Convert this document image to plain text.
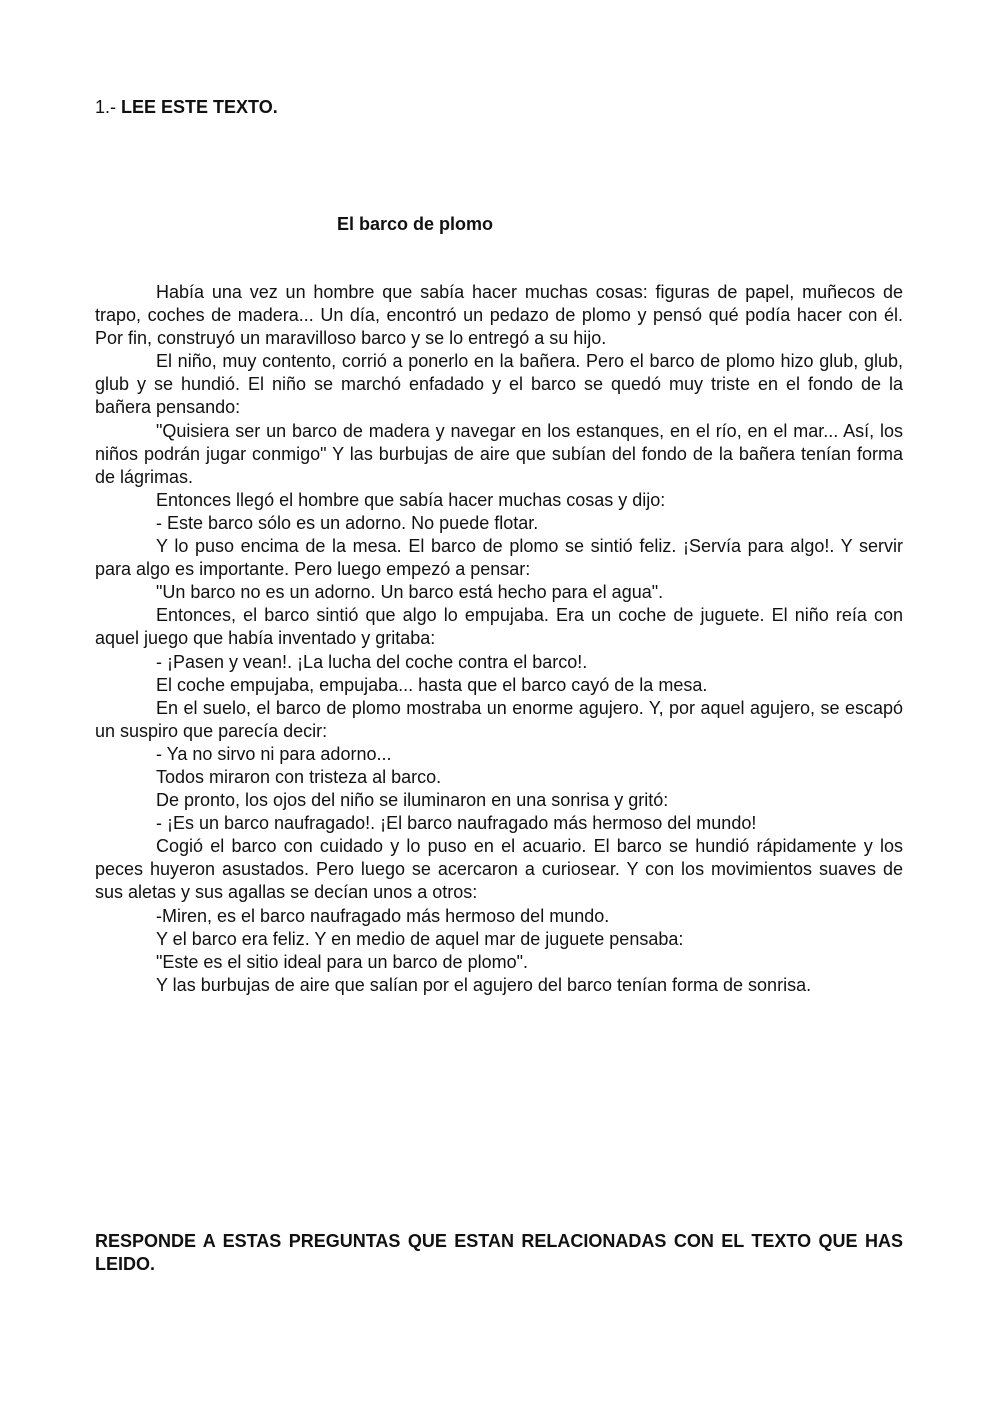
1.- LEE ESTE TEXTO.
El barco de plomo

Había una vez un hombre que sabía hacer muchas cosas: figuras de papel, muñecos de trapo, coches de madera... Un día, encontró un pedazo de plomo y pensó qué podía hacer con él. Por fin, construyó un maravilloso barco y se lo entregó a su hijo.

El niño, muy contento, corrió a ponerlo en la bañera. Pero el barco de plomo hizo glub, glub, glub y se hundió. El niño se marchó enfadado y el barco se quedó muy triste en el fondo de la bañera pensando:

"Quisiera ser un barco de madera y navegar en los estanques, en el río, en el mar... Así, los niños podrán jugar conmigo" Y las burbujas de aire que subían del fondo de la bañera tenían forma de lágrimas.

Entonces llegó el hombre que sabía hacer muchas cosas y dijo:

- Este barco sólo es un adorno. No puede flotar.

Y lo puso encima de la mesa. El barco de plomo se sintió feliz. ¡Servía para algo!. Y servir para algo es importante. Pero luego empezó a pensar:

"Un barco no es un adorno. Un barco está hecho para el agua".

Entonces, el barco sintió que algo lo empujaba. Era un coche de juguete. El niño reía con aquel juego que había inventado y gritaba:

- ¡Pasen y vean!. ¡La lucha del coche contra el barco!.

El coche empujaba, empujaba... hasta que el barco cayó de la mesa.

En el suelo, el barco de plomo mostraba un enorme agujero. Y, por aquel agujero, se escapó un suspiro que parecía decir:

- Ya no sirvo ni para adorno...

Todos miraron con tristeza al barco.

De pronto, los ojos del niño se iluminaron en una sonrisa y gritó:

- ¡Es un barco naufragado!. ¡El barco naufragado más hermoso del mundo!

Cogió el barco con cuidado y lo puso en el acuario. El barco se hundió rápidamente y los peces huyeron asustados. Pero luego se acercaron a curiosear. Y con los movimientos suaves de sus aletas y sus agallas se decían unos a otros:

-Miren, es el barco naufragado más hermoso del mundo.

Y el barco era feliz. Y en medio de aquel mar de juguete pensaba:

"Este es el sitio ideal para un barco de plomo".

Y las burbujas de aire que salían por el agujero del barco tenían forma de sonrisa.

RESPONDE A ESTAS PREGUNTAS QUE ESTAN RELACIONADAS CON EL TEXTO QUE HAS LEIDO.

*****

— Your task —
Every entry should be returned exactly as written, minus the pictures.

— Task result —
Convert this document image to plain text.
1.- LEE ESTE TEXTO.
El barco de plomo

Había una vez un hombre que sabía hacer muchas cosas: figuras de papel, muñecos de trapo, coches de madera... Un día, encontró un pedazo de plomo y pensó qué podía hacer con él. Por fin, construyó un maravilloso barco y se lo entregó a su hijo.

El niño, muy contento, corrió a ponerlo en la bañera. Pero el barco de plomo hizo glub, glub, glub y se hundió. El niño se marchó enfadado y el barco se quedó muy triste en el fondo de la bañera pensando:

"Quisiera ser un barco de madera y navegar en los estanques, en el río, en el mar... Así, los niños podrán jugar conmigo" Y las burbujas de aire que subían del fondo de la bañera tenían forma de lágrimas.

Entonces llegó el hombre que sabía hacer muchas cosas y dijo:

- Este barco sólo es un adorno. No puede flotar.

Y lo puso encima de la mesa. El barco de plomo se sintió feliz. ¡Servía para algo!. Y servir para algo es importante. Pero luego empezó a pensar:

"Un barco no es un adorno. Un barco está hecho para el agua".

Entonces, el barco sintió que algo lo empujaba. Era un coche de juguete. El niño reía con aquel juego que había inventado y gritaba:

- ¡Pasen y vean!. ¡La lucha del coche contra el barco!.

El coche empujaba, empujaba... hasta que el barco cayó de la mesa.

En el suelo, el barco de plomo mostraba un enorme agujero. Y, por aquel agujero, se escapó un suspiro que parecía decir:

- Ya no sirvo ni para adorno...

Todos miraron con tristeza al barco.

De pronto, los ojos del niño se iluminaron en una sonrisa y gritó:

- ¡Es un barco naufragado!. ¡El barco naufragado más hermoso del mundo!

Cogió el barco con cuidado y lo puso en el acuario. El barco se hundió rápidamente y los peces huyeron asustados. Pero luego se acercaron a curiosear. Y con los movimientos suaves de sus aletas y sus agallas se decían unos a otros:

-Miren, es el barco naufragado más hermoso del mundo.

Y el barco era feliz. Y en medio de aquel mar de juguete pensaba:

"Este es el sitio ideal para un barco de plomo".

Y las burbujas de aire que salían por el agujero del barco tenían forma de sonrisa.

RESPONDE A ESTAS PREGUNTAS QUE ESTAN RELACIONADAS CON EL TEXTO QUE HAS LEIDO.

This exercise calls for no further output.